#### Data provided
------------------------------

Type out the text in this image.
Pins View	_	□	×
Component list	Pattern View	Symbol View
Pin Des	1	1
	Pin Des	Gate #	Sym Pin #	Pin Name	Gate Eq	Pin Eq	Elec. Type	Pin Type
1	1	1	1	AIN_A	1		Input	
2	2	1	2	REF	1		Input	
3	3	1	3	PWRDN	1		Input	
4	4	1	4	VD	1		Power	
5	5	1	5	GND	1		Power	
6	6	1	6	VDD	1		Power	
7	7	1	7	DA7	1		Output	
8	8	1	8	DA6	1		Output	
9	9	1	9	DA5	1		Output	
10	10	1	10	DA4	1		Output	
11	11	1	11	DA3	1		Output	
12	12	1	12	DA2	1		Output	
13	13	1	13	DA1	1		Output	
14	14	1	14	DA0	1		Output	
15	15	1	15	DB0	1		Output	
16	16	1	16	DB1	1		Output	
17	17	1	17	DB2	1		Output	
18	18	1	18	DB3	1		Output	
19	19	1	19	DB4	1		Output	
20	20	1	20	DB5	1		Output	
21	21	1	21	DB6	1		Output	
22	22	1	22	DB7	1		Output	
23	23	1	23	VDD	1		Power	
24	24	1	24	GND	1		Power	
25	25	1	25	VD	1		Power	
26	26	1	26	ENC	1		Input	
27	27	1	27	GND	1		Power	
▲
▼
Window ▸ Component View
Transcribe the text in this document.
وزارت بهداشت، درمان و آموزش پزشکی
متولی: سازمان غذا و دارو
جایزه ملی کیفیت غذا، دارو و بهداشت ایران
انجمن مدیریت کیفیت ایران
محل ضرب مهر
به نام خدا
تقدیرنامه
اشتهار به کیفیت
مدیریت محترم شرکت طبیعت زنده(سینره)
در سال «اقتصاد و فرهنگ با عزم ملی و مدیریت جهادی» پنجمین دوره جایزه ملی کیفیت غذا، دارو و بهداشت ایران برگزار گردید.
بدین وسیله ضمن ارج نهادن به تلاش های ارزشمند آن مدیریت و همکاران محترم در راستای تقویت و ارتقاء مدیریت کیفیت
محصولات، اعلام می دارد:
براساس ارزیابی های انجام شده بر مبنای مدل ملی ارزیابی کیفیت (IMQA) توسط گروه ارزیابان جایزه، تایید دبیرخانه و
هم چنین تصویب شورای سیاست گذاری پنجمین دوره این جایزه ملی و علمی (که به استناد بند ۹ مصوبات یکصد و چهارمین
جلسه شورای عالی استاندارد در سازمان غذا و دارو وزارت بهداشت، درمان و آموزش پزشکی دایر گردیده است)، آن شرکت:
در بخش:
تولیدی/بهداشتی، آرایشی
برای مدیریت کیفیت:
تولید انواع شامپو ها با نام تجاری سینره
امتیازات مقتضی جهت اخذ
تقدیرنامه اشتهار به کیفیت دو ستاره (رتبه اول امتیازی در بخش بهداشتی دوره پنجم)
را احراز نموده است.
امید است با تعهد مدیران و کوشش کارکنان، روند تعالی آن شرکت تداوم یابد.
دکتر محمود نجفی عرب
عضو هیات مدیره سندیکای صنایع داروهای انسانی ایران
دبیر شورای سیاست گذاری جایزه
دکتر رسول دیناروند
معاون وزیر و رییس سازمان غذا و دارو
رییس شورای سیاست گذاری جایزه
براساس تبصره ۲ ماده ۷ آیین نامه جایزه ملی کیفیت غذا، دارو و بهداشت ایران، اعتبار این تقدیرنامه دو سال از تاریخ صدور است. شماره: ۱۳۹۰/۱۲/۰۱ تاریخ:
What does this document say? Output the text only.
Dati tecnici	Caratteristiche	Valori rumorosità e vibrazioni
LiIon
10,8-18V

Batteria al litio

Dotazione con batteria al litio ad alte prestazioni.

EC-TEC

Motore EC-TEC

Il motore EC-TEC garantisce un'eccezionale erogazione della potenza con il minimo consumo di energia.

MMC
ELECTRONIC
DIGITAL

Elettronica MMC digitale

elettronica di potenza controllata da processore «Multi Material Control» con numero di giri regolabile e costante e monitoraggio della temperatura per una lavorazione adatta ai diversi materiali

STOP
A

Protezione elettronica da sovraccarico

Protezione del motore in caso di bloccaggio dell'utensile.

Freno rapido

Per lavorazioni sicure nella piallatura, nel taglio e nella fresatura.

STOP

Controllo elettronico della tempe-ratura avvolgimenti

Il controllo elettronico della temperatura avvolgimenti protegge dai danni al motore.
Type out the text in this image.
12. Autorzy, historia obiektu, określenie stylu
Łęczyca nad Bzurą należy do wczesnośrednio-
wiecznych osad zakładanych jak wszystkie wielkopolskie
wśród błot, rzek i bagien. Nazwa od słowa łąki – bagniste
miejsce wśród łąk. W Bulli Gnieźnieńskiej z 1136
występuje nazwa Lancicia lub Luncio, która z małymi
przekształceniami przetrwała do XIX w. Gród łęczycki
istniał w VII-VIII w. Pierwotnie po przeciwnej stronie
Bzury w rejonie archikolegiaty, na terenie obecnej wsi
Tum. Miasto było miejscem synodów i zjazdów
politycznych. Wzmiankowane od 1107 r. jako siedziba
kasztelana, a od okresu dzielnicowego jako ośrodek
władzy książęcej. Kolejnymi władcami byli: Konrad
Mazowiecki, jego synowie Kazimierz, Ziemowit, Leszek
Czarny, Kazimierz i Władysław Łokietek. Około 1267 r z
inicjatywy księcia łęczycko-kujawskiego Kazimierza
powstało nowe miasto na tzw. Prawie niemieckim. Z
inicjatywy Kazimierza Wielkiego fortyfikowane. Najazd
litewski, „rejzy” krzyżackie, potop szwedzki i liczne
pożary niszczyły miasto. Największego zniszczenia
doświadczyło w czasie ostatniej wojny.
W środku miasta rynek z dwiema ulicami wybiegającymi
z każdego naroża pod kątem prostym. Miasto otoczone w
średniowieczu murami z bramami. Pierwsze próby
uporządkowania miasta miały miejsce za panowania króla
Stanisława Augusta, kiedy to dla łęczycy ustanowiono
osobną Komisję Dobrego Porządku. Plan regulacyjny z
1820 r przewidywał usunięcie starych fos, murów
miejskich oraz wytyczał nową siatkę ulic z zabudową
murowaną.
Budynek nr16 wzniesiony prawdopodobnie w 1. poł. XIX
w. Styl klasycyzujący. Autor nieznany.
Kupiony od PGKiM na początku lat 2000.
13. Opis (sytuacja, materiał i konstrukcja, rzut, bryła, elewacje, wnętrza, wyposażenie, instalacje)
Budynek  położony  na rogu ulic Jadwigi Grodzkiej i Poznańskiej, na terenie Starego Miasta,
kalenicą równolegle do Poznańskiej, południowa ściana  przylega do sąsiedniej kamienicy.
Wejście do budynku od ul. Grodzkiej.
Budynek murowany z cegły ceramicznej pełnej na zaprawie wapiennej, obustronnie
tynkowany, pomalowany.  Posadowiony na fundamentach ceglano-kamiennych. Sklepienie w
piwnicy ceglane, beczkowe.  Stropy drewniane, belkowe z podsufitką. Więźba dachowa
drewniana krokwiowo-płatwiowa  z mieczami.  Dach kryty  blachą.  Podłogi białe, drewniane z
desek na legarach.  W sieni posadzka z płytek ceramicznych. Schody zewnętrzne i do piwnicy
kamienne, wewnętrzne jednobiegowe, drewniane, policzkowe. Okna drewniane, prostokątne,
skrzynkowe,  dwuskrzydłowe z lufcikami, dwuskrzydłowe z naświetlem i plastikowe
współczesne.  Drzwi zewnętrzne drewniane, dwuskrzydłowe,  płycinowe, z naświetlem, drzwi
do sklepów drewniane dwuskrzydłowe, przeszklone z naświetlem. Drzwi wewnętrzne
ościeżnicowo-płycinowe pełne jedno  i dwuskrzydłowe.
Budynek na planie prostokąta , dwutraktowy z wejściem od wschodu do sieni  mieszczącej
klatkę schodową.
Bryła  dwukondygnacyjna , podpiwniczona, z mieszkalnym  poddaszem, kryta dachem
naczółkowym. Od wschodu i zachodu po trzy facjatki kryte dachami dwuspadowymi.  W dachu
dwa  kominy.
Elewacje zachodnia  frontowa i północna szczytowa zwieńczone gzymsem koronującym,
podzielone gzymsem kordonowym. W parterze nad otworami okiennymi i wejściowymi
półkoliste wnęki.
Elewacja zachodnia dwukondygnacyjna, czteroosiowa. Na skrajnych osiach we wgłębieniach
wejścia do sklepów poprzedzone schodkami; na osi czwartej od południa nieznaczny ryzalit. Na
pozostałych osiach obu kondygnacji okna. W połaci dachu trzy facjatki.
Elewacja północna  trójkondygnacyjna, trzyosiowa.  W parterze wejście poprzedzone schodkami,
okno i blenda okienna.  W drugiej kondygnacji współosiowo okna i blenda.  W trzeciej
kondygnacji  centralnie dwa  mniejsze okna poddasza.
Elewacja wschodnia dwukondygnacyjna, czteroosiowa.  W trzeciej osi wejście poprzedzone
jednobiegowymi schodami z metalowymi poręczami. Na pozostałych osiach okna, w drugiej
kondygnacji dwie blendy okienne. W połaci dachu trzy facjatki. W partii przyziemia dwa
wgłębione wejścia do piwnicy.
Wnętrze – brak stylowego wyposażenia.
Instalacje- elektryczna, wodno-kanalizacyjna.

------------------------------

#### Given instruction
Gather and copy every line of the data in which the string "osiach" is found.

#### Task response
Elewacja zachodnia dwukondygnacyjna, czteroosiowa. Na skrajnych osiach we wgłębieniach
pozostałych osiach obu kondygnacji okna. W połaci dachu trzy facjatki.
jednobiegowymi schodami z metalowymi poręczami. Na pozostałych osiach okna, w drugiej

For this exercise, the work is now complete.